What needs to be done: In the listing below, locate the lines that hold "BHIST" and copy them.

Material for this exercise:
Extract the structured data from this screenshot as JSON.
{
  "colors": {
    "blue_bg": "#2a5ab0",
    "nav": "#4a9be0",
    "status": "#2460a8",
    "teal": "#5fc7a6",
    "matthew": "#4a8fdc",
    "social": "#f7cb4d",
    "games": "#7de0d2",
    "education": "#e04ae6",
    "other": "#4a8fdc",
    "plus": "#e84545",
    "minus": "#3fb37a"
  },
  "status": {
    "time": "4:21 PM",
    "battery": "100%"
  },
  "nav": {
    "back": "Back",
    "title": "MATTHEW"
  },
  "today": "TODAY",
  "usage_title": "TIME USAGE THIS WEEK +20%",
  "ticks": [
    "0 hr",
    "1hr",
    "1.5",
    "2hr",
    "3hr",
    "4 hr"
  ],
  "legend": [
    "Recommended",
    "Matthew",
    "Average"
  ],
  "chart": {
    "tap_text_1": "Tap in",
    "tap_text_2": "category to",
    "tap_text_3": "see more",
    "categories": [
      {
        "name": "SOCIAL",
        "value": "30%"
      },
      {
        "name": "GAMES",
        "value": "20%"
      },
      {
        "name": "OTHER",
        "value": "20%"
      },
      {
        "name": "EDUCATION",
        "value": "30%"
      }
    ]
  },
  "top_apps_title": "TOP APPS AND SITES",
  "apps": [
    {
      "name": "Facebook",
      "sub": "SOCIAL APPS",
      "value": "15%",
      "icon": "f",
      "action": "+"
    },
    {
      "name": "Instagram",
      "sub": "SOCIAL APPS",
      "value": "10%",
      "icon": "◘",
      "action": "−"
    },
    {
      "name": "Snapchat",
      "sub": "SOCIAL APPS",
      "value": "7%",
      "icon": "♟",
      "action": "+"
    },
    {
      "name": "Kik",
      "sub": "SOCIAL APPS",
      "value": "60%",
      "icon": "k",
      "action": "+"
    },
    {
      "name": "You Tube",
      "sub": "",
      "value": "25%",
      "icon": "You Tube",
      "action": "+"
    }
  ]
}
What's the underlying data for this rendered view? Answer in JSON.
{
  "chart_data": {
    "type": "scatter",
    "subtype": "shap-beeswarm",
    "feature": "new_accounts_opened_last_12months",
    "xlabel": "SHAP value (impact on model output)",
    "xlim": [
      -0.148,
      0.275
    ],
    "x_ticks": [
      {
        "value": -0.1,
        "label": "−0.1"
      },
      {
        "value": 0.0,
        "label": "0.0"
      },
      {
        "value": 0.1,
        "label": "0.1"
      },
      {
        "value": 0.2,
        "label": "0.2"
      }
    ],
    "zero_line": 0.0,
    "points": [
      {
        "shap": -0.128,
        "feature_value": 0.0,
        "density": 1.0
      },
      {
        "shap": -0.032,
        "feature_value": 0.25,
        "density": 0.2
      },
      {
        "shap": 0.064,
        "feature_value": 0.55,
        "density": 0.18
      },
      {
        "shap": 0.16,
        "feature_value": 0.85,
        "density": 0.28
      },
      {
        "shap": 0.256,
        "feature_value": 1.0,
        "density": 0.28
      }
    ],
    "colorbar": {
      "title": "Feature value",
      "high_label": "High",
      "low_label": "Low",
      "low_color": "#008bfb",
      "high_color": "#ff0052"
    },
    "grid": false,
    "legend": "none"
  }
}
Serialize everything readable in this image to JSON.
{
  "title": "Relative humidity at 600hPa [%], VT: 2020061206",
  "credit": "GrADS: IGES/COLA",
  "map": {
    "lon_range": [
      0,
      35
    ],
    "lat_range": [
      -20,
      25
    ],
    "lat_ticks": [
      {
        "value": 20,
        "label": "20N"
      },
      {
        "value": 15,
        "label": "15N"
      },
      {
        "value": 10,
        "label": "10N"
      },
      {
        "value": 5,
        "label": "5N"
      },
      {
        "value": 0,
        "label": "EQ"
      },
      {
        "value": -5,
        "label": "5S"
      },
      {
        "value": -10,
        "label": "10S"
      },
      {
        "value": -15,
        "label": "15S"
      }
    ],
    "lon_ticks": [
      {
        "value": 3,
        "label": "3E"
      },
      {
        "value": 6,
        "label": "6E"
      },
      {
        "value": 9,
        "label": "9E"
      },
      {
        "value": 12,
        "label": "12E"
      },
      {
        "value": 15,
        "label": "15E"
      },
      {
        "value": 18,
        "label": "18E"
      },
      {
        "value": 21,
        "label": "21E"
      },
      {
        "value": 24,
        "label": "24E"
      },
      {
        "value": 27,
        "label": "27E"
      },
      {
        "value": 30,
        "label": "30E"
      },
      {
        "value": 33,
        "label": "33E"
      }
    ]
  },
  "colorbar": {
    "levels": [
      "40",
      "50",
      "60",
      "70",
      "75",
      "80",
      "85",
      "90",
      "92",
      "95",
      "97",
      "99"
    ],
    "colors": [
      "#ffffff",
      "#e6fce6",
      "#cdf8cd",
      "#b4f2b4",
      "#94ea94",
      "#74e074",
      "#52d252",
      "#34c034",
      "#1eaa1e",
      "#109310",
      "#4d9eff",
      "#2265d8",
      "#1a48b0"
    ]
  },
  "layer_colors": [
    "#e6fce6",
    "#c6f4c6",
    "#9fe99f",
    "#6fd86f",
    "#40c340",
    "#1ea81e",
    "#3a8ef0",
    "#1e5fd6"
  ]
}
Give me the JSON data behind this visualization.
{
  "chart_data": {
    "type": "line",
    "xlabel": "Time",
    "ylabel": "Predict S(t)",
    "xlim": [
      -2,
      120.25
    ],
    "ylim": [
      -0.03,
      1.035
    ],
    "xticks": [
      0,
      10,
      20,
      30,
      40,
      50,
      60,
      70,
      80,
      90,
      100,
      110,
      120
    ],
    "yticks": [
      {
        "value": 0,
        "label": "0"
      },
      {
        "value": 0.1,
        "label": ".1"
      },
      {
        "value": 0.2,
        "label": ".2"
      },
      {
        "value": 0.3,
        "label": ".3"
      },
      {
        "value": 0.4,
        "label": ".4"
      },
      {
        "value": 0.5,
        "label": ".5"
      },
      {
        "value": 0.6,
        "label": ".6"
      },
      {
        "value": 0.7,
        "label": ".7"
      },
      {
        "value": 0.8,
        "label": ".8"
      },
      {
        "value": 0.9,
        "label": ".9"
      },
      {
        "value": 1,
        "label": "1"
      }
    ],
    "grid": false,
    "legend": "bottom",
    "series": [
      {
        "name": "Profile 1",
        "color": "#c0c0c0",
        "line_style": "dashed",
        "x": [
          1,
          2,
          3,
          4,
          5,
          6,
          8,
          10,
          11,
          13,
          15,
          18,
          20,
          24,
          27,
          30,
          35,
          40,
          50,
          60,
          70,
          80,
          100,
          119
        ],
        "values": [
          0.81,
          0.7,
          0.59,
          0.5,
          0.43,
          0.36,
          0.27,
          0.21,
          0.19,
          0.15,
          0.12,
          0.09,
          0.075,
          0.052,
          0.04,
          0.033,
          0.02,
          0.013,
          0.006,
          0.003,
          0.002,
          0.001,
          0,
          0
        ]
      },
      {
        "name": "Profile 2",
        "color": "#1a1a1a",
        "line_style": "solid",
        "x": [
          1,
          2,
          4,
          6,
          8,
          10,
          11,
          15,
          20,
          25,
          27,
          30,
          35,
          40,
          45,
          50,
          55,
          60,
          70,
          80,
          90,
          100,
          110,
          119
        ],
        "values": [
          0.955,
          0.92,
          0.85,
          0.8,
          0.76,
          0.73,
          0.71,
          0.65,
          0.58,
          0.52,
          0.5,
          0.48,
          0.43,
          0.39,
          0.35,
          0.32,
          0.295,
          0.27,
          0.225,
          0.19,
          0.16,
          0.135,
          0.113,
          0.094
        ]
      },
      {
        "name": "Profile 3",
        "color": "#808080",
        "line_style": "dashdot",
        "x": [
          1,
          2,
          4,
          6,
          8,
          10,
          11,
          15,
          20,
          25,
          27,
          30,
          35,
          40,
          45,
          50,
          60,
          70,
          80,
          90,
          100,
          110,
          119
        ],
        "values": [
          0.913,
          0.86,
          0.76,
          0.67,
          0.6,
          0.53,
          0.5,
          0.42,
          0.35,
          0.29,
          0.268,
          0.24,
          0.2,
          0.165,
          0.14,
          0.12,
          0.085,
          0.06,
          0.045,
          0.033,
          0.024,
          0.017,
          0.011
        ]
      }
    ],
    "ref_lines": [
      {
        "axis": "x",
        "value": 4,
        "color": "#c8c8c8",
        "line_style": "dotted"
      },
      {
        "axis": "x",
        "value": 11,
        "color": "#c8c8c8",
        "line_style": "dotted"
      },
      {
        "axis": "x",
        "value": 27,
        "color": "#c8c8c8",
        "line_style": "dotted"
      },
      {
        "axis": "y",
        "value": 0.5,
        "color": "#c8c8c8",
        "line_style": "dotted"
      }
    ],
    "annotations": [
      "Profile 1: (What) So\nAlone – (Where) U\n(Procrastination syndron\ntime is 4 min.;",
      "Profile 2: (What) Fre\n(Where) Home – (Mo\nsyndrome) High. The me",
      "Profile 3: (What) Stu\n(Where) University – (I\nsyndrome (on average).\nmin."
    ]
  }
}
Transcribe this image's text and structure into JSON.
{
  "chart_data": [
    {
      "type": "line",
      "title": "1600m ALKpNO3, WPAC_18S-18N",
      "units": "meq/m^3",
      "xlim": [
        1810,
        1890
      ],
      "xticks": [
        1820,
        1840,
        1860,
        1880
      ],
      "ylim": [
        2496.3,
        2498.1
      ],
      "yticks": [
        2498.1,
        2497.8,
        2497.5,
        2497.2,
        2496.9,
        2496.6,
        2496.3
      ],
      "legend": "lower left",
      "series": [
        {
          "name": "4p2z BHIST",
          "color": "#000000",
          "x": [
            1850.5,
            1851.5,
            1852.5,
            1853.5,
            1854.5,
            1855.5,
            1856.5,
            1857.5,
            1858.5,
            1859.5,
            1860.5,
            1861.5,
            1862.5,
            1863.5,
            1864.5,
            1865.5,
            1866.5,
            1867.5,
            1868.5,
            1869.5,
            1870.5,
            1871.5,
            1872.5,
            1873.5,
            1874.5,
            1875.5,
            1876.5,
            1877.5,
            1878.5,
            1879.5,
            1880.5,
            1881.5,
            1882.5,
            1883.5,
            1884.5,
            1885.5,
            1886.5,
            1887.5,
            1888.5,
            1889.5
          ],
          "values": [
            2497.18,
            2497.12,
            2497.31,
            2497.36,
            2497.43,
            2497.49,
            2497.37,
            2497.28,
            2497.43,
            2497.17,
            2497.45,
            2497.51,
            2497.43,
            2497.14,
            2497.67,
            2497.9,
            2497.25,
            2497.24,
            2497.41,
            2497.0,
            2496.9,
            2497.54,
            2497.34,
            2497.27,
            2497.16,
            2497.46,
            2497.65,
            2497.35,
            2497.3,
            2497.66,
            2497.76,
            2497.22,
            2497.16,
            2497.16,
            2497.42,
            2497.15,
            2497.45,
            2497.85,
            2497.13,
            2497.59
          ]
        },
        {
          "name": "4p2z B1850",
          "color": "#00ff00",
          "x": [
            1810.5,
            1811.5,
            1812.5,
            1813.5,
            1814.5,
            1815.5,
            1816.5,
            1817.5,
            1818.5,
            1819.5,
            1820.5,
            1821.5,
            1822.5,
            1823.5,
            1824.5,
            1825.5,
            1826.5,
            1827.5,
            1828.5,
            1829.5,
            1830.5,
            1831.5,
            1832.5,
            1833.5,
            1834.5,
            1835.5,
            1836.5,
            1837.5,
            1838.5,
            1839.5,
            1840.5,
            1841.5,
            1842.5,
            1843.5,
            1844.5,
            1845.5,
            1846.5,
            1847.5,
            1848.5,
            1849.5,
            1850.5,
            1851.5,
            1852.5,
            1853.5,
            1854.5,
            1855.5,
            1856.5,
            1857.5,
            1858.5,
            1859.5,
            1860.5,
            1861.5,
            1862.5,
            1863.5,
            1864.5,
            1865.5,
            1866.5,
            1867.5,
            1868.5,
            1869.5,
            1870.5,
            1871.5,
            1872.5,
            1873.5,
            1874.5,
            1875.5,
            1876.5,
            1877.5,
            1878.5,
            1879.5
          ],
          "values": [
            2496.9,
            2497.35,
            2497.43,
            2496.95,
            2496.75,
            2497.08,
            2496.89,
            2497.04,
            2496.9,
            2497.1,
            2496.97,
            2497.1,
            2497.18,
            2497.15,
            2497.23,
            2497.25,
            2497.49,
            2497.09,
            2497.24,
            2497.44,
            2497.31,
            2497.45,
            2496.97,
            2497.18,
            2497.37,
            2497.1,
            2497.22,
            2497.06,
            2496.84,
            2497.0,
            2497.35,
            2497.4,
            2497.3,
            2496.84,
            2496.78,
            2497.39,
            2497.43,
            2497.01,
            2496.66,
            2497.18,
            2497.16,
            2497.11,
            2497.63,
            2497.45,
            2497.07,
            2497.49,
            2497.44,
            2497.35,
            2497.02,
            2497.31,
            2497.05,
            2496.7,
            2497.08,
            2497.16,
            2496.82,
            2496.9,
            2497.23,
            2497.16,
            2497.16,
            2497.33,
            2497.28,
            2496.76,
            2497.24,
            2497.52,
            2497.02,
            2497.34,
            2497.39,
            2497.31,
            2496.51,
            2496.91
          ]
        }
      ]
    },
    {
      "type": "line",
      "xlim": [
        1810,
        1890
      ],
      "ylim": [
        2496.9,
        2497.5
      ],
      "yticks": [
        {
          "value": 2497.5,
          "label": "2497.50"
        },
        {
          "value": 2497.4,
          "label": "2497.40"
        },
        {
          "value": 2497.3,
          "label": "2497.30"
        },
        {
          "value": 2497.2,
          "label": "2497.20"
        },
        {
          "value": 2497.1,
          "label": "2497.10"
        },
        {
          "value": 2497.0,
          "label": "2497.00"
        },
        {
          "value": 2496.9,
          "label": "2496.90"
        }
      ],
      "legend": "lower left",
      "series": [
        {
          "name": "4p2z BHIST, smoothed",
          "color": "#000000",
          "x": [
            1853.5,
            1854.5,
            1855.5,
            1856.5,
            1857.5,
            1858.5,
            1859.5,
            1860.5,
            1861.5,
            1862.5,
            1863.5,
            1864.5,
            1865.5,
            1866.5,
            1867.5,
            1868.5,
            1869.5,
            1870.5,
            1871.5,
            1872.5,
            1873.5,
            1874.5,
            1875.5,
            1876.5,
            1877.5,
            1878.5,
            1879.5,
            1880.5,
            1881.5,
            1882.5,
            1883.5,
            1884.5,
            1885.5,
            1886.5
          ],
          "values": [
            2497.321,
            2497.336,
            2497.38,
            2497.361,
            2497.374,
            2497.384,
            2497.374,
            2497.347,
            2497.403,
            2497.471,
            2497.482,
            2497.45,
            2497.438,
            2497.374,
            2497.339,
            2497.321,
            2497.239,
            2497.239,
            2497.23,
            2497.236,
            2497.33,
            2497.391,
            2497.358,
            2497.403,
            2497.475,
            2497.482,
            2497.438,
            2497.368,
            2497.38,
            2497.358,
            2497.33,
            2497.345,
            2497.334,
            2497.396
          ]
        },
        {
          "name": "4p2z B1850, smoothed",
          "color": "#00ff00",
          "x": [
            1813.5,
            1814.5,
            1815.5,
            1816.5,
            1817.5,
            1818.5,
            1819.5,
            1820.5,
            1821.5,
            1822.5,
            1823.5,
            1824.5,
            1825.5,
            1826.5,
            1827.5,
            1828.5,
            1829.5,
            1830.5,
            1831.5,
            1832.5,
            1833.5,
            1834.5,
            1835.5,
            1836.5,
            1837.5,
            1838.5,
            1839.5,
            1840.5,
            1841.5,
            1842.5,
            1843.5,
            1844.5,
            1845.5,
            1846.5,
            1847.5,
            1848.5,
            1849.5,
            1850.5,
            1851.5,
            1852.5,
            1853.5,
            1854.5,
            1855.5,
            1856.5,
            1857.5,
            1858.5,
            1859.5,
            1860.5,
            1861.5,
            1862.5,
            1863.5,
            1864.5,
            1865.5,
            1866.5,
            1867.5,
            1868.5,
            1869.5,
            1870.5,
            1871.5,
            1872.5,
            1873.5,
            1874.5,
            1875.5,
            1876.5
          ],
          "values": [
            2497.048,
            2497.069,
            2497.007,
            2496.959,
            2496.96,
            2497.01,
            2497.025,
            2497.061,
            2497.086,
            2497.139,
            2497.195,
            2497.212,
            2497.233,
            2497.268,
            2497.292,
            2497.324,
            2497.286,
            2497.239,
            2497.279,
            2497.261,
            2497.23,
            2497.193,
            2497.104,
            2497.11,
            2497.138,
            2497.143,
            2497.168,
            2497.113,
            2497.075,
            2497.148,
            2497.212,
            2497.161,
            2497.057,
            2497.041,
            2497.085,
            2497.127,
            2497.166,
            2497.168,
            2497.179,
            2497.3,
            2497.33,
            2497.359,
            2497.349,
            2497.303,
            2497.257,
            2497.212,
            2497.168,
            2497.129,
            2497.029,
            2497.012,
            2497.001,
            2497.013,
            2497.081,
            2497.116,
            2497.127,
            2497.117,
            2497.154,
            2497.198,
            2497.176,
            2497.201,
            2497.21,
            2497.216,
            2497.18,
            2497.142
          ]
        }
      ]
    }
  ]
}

Response below:
          "name": "4p2z BHIST",
          "name": "4p2z BHIST, smoothed",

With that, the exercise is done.